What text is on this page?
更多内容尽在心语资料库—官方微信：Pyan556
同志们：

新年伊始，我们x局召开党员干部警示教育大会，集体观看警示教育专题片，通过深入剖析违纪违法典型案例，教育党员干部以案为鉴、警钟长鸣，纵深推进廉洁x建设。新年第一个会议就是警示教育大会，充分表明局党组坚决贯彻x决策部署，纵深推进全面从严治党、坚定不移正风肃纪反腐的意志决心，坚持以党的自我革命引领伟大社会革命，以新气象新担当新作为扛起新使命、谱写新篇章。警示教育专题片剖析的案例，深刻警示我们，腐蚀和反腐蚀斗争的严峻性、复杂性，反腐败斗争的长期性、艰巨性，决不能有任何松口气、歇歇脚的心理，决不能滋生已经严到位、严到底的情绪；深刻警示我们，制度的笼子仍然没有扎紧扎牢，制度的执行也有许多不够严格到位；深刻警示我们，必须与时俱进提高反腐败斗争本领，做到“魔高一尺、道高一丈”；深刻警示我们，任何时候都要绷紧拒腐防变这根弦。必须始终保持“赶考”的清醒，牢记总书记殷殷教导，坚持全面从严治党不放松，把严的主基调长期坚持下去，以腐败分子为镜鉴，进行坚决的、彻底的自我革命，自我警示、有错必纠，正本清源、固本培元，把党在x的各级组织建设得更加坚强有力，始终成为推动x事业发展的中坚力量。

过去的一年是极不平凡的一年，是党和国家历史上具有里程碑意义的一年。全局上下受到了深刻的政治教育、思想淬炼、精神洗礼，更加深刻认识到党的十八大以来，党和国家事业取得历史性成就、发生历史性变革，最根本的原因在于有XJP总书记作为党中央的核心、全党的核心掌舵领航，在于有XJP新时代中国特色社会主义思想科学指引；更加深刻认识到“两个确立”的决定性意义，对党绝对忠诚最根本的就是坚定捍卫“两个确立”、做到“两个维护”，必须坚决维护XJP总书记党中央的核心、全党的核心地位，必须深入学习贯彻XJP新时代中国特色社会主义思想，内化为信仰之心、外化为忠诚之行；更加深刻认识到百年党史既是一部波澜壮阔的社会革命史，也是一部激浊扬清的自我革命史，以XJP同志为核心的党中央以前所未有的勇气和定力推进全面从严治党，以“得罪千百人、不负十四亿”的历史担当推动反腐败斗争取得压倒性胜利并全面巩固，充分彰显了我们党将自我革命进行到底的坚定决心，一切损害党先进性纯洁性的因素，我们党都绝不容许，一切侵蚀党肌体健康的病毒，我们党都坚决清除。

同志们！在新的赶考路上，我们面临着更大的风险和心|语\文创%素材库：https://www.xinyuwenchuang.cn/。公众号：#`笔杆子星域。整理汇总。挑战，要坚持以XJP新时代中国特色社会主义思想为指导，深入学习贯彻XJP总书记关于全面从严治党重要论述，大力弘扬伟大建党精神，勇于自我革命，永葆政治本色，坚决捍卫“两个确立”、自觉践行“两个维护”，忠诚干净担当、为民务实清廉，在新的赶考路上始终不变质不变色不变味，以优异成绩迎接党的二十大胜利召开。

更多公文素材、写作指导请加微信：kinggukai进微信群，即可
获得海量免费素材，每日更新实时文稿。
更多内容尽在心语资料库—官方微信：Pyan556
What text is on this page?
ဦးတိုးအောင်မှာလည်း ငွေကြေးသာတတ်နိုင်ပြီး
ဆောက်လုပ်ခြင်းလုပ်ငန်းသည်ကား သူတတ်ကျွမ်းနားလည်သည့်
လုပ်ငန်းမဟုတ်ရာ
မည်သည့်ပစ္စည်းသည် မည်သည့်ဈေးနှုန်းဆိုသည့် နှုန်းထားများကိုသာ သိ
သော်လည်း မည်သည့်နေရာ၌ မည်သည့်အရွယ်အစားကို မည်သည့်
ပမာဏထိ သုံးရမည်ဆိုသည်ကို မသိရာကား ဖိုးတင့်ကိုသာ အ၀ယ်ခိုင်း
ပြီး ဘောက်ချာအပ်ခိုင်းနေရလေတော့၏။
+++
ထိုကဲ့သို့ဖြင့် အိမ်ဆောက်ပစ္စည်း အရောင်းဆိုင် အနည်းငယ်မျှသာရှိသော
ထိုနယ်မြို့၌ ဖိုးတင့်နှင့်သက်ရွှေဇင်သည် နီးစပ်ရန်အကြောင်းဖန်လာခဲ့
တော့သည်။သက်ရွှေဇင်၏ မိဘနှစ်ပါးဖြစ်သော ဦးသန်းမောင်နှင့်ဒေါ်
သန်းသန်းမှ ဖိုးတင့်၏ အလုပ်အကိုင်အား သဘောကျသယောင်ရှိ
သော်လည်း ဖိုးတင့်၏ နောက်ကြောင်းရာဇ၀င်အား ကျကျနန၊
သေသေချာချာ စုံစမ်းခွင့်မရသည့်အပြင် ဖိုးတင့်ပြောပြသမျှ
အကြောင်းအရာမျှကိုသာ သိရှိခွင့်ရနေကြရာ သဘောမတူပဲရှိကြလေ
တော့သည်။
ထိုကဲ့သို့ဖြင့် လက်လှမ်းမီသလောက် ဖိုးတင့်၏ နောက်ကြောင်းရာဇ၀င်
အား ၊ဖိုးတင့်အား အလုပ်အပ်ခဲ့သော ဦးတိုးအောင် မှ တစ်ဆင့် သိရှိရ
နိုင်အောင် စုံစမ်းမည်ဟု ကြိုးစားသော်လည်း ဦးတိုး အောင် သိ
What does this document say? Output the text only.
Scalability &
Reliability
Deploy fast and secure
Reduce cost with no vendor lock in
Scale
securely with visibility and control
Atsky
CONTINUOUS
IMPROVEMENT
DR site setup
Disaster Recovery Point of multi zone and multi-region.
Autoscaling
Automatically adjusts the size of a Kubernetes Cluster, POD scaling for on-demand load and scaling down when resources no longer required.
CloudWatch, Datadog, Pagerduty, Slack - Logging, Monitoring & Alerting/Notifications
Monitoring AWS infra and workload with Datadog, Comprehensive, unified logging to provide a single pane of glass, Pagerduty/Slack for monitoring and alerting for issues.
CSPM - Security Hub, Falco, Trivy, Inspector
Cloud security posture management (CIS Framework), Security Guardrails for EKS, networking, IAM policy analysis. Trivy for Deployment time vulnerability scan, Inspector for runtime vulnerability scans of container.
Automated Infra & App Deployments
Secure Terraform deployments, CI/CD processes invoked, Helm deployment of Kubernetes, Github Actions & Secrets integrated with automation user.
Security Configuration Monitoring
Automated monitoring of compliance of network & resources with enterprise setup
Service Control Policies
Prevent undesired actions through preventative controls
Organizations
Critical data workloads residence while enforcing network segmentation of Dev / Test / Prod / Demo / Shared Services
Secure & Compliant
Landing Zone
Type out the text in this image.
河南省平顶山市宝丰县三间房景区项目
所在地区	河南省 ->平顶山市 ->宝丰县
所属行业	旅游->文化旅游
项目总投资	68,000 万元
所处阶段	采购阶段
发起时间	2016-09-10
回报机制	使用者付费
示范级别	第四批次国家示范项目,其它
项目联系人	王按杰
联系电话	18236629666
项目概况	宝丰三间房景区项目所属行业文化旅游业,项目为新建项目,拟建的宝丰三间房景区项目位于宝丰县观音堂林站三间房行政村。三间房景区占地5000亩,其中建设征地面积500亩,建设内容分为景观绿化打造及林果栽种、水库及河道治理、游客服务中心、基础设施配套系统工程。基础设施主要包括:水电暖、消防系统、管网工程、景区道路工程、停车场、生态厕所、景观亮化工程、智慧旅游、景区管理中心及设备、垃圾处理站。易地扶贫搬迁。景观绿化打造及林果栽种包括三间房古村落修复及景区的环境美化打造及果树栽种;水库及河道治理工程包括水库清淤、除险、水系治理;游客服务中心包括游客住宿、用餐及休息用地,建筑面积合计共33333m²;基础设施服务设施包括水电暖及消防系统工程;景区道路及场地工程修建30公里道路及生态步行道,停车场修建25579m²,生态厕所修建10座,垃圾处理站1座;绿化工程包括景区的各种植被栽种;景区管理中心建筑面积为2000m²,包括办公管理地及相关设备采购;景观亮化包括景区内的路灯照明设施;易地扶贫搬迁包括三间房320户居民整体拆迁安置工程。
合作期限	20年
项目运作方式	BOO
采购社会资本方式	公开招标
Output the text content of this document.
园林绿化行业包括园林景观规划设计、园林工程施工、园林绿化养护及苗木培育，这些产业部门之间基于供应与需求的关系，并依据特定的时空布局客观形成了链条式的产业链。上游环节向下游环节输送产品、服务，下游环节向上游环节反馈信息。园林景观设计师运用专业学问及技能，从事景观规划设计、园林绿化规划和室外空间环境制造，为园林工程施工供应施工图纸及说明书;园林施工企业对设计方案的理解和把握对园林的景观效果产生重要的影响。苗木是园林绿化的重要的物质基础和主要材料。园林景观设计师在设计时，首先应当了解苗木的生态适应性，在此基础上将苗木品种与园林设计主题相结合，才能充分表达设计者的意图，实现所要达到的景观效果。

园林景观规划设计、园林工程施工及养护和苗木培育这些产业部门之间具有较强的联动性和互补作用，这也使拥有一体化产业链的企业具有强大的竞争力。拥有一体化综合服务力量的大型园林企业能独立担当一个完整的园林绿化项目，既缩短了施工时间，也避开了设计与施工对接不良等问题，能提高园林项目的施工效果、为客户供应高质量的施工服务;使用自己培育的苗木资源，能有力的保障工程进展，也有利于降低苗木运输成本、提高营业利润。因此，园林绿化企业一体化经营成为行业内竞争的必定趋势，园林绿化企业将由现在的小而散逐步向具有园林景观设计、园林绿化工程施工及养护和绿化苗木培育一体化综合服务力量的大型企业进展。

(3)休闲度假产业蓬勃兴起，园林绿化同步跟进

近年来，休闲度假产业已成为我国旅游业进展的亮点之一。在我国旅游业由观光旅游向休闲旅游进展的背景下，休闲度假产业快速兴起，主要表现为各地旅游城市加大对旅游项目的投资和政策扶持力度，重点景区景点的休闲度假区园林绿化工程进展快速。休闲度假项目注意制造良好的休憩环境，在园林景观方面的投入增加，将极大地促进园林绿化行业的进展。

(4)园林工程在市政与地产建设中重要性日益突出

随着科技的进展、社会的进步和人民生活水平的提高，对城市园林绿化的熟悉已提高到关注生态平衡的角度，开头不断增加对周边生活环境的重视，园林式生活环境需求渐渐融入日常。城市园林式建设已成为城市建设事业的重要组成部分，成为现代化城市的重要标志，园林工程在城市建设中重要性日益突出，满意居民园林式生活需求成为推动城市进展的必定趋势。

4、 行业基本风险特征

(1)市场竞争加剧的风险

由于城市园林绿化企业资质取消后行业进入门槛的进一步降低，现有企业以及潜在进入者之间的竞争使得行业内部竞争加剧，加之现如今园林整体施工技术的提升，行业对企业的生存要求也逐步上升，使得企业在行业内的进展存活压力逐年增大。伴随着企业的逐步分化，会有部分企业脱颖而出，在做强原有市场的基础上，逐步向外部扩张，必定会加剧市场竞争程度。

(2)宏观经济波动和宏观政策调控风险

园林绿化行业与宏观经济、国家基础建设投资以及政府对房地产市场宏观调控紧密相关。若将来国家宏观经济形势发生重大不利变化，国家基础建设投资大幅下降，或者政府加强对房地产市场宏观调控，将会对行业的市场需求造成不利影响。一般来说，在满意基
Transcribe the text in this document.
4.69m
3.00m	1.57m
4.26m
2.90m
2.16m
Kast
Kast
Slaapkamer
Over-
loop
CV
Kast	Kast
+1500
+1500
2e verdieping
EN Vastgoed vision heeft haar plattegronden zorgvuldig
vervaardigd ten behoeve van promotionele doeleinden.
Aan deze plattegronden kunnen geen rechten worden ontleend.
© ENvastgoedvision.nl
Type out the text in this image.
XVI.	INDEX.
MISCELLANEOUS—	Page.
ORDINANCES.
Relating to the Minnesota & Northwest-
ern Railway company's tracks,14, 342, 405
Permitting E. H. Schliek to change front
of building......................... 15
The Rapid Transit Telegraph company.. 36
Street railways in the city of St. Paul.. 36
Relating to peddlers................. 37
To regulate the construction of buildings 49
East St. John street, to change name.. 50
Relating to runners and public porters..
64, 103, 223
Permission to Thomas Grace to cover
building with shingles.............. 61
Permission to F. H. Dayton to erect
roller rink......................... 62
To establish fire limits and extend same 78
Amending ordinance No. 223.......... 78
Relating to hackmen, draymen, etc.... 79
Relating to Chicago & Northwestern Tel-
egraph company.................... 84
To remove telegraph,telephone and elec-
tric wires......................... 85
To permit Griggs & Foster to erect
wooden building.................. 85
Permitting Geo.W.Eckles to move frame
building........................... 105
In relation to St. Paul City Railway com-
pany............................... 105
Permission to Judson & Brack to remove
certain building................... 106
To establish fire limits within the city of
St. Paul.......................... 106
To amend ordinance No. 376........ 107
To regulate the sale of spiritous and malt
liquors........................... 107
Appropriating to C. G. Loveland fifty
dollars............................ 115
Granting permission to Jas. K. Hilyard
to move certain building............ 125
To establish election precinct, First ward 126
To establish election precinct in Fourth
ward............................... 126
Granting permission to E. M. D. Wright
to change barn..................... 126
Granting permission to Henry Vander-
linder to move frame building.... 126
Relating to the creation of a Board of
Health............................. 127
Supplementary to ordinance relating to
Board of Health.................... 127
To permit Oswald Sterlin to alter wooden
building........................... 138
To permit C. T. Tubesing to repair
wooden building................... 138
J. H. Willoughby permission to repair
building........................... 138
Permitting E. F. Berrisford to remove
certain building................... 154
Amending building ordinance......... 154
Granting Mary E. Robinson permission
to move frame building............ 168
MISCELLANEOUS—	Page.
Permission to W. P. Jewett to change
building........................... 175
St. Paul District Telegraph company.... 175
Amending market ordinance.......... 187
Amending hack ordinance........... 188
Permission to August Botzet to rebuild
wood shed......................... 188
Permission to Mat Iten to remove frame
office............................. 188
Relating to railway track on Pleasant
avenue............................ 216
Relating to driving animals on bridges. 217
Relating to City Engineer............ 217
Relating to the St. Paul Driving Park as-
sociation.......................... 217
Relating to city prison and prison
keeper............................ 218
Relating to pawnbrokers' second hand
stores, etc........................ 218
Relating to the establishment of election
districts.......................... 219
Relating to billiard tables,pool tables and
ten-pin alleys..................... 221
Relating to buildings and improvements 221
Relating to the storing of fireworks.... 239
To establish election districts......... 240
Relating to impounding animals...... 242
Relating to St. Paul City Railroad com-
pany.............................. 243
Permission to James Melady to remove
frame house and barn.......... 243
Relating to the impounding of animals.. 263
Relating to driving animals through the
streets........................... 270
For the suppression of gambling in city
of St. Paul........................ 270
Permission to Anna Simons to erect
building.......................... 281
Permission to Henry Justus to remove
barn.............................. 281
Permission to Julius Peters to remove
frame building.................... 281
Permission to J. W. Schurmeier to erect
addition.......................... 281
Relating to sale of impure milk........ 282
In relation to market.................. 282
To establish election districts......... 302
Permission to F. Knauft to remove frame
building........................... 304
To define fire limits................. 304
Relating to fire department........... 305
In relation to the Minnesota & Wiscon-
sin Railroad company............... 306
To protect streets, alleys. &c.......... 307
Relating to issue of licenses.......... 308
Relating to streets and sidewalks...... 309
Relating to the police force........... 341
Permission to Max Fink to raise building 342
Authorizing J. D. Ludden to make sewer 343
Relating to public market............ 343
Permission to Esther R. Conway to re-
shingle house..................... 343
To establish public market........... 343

■ **Given task**
What is the number of lines above that contain the string "buildings"? Answer with the number alone.

■ **Task answer**
2